WHAT YOU HAVE TO DO:
Print the entries below in their entirety, exactly as they are written.

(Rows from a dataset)
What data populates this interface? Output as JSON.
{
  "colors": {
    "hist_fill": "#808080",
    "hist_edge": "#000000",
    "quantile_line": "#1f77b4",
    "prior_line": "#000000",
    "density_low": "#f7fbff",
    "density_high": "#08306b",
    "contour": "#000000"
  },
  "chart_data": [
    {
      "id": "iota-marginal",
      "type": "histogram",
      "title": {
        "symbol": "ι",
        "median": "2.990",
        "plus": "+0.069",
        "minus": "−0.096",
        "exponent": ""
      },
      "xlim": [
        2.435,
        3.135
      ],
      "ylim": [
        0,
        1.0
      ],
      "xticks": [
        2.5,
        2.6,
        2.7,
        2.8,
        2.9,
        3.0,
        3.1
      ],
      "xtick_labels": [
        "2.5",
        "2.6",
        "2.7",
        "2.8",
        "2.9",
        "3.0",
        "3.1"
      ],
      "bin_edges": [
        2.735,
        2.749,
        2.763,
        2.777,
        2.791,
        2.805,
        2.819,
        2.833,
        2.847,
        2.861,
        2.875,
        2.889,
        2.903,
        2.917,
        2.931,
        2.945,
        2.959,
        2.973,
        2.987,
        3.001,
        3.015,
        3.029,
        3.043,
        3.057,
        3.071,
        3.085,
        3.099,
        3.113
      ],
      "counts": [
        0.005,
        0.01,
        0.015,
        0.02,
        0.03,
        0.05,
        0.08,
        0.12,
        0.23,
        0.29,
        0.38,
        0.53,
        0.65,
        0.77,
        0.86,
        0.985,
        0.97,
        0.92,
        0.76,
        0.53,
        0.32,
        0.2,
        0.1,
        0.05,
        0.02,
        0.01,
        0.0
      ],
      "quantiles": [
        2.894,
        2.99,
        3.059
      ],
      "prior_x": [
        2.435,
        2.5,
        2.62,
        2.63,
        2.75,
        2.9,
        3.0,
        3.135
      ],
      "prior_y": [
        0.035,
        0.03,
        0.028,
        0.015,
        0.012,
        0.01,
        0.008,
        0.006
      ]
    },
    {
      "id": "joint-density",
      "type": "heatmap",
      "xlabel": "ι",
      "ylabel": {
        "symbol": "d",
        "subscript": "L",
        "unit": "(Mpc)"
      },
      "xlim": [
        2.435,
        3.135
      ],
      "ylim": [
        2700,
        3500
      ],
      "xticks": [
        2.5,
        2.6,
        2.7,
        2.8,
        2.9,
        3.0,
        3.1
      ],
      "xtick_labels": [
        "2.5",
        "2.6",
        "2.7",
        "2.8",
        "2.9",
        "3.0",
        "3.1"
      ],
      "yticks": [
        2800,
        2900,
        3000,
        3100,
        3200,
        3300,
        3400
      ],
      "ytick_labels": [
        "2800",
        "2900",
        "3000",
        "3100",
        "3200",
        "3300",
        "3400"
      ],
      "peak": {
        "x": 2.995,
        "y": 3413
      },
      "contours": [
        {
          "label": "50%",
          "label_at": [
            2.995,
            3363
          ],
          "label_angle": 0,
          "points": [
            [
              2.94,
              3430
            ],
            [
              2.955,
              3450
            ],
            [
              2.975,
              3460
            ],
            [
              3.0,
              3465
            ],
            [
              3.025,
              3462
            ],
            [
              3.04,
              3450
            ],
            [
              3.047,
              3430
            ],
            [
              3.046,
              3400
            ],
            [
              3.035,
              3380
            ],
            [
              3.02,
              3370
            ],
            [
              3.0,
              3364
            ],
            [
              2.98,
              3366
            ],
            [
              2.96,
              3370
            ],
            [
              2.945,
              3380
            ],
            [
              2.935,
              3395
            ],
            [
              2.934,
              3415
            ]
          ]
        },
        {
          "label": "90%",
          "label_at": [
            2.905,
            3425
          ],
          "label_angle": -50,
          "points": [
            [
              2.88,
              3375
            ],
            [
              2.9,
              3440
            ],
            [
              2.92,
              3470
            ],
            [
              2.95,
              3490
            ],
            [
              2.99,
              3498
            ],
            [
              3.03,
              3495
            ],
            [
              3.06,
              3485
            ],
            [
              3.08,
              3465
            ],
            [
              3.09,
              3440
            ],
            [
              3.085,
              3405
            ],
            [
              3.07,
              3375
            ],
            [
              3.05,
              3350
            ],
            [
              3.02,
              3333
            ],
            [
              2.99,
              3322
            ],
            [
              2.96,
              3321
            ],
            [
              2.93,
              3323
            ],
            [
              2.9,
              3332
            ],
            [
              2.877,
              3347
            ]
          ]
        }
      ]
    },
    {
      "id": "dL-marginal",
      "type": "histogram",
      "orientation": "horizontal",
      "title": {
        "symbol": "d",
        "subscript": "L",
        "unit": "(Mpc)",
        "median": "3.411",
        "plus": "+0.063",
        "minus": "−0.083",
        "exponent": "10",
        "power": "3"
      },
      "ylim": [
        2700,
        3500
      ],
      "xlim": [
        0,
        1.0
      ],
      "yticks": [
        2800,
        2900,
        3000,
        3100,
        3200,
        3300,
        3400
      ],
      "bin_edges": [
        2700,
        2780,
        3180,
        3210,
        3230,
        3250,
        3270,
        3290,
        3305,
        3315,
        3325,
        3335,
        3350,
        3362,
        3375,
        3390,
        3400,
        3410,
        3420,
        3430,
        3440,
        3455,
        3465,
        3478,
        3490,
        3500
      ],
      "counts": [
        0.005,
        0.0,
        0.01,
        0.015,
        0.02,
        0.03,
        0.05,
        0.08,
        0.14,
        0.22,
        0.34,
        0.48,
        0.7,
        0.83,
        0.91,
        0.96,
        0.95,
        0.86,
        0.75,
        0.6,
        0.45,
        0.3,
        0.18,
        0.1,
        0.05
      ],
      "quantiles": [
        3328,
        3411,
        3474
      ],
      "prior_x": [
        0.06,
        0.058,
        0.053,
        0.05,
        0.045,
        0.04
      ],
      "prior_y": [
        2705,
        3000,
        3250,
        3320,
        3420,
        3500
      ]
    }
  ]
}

EXERCISE ANSWER:
What data populates this interface? Output as JSON.
{
  "colors": {
    "hist_fill": "#808080",
    "hist_edge": "#000000",
    "quantile_line": "#1f77b4",
    "prior_line": "#000000",
    "density_low": "#f7fbff",
    "density_high": "#08306b",
    "contour": "#000000"
  },
  "chart_data": [
    {
      "id": "iota-marginal",
      "type": "histogram",
      "title": {
        "symbol": "ι",
        "median": "2.990",
        "plus": "+0.069",
        "minus": "−0.096",
        "exponent": ""
      },
      "xlim": [
        2.435,
        3.135
      ],
      "ylim": [
        0,
        1.0
      ],
      "xticks": [
        2.5,
        2.6,
        2.7,
        2.8,
        2.9,
        3.0,
        3.1
      ],
      "xtick_labels": [
        "2.5",
        "2.6",
        "2.7",
        "2.8",
        "2.9",
        "3.0",
        "3.1"
      ],
      "bin_edges": [
        2.735,
        2.749,
        2.763,
        2.777,
        2.791,
        2.805,
        2.819,
        2.833,
        2.847,
        2.861,
        2.875,
        2.889,
        2.903,
        2.917,
        2.931,
        2.945,
        2.959,
        2.973,
        2.987,
        3.001,
        3.015,
        3.029,
        3.043,
        3.057,
        3.071,
        3.085,
        3.099,
        3.113
      ],
      "counts": [
        0.005,
        0.01,
        0.015,
        0.02,
        0.03,
        0.05,
        0.08,
        0.12,
        0.23,
        0.29,
        0.38,
        0.53,
        0.65,
        0.77,
        0.86,
        0.985,
        0.97,
        0.92,
        0.76,
        0.53,
        0.32,
        0.2,
        0.1,
        0.05,
        0.02,
        0.01,
        0.0
      ],
      "quantiles": [
        2.894,
        2.99,
        3.059
      ],
      "prior_x": [
        2.435,
        2.5,
        2.62,
        2.63,
        2.75,
        2.9,
        3.0,
        3.135
      ],
      "prior_y": [
        0.035,
        0.03,
        0.028,
        0.015,
        0.012,
        0.01,
        0.008,
        0.006
      ]
    },
    {
      "id": "joint-density",
      "type": "heatmap",
      "xlabel": "ι",
      "ylabel": {
        "symbol": "d",
        "subscript": "L",
        "unit": "(Mpc)"
      },
      "xlim": [
        2.435,
        3.135
      ],
      "ylim": [
        2700,
        3500
      ],
      "xticks": [
        2.5,
        2.6,
        2.7,
        2.8,
        2.9,
        3.0,
        3.1
      ],
      "xtick_labels": [
        "2.5",
        "2.6",
        "2.7",
        "2.8",
        "2.9",
        "3.0",
        "3.1"
      ],
      "yticks": [
        2800,
        2900,
        3000,
        3100,
        3200,
        3300,
        3400
      ],
      "ytick_labels": [
        "2800",
        "2900",
        "3000",
        "3100",
        "3200",
        "3300",
        "3400"
      ],
      "peak": {
        "x": 2.995,
        "y": 3413
      },
      "contours": [
        {
          "label": "50%",
          "label_at": [
            2.995,
            3363
          ],
          "label_angle": 0,
          "points": [
            [
              2.94,
              3430
            ],
            [
              2.955,
              3450
            ],
            [
              2.975,
              3460
            ],
            [
              3.0,
              3465
            ],
            [
              3.025,
              3462
            ],
            [
              3.04,
              3450
            ],
            [
              3.047,
              3430
            ],
            [
              3.046,
              3400
            ],
            [
              3.035,
              3380
            ],
            [
              3.02,
              3370
            ],
            [
              3.0,
              3364
            ],
            [
              2.98,
              3366
            ],
            [
              2.96,
              3370
            ],
            [
              2.945,
              3380
            ],
            [
              2.935,
              3395
            ],
            [
              2.934,
              3415
            ]
          ]
        },
        {
          "label": "90%",
          "label_at": [
            2.905,
            3425
          ],
          "label_angle": -50,
          "points": [
            [
              2.88,
              3375
            ],
            [
              2.9,
              3440
            ],
            [
              2.92,
              3470
            ],
            [
              2.95,
              3490
            ],
            [
              2.99,
              3498
            ],
            [
              3.03,
              3495
            ],
            [
              3.06,
              3485
            ],
            [
              3.08,
              3465
            ],
            [
              3.09,
              3440
            ],
            [
              3.085,
              3405
            ],
            [
              3.07,
              3375
            ],
            [
              3.05,
              3350
            ],
            [
              3.02,
              3333
            ],
            [
              2.99,
              3322
            ],
            [
              2.96,
              3321
            ],
            [
              2.93,
              3323
            ],
            [
              2.9,
              3332
            ],
            [
              2.877,
              3347
            ]
          ]
        }
      ]
    },
    {
      "id": "dL-marginal",
      "type": "histogram",
      "orientation": "horizontal",
      "title": {
        "symbol": "d",
        "subscript": "L",
        "unit": "(Mpc)",
        "median": "3.411",
        "plus": "+0.063",
        "minus": "−0.083",
        "exponent": "10",
        "power": "3"
      },
      "ylim": [
        2700,
        3500
      ],
      "xlim": [
        0,
        1.0
      ],
      "yticks": [
        2800,
        2900,
        3000,
        3100,
        3200,
        3300,
        3400
      ],
      "bin_edges": [
        2700,
        2780,
        3180,
        3210,
        3230,
        3250,
        3270,
        3290,
        3305,
        3315,
        3325,
        3335,
        3350,
        3362,
        3375,
        3390,
        3400,
        3410,
        3420,
        3430,
        3440,
        3455,
        3465,
        3478,
        3490,
        3500
      ],
      "counts": [
        0.005,
        0.0,
        0.01,
        0.015,
        0.02,
        0.03,
        0.05,
        0.08,
        0.14,
        0.22,
        0.34,
        0.48,
        0.7,
        0.83,
        0.91,
        0.96,
        0.95,
        0.86,
        0.75,
        0.6,
        0.45,
        0.3,
        0.18,
        0.1,
        0.05
      ],
      "quantiles": [
        3328,
        3411,
        3474
      ],
      "prior_x": [
        0.06,
        0.058,
        0.053,
        0.05,
        0.045,
        0.04
      ],
      "prior_y": [
        2705,
        3000,
        3250,
        3320,
        3420,
        3500
      ]
    }
  ]
}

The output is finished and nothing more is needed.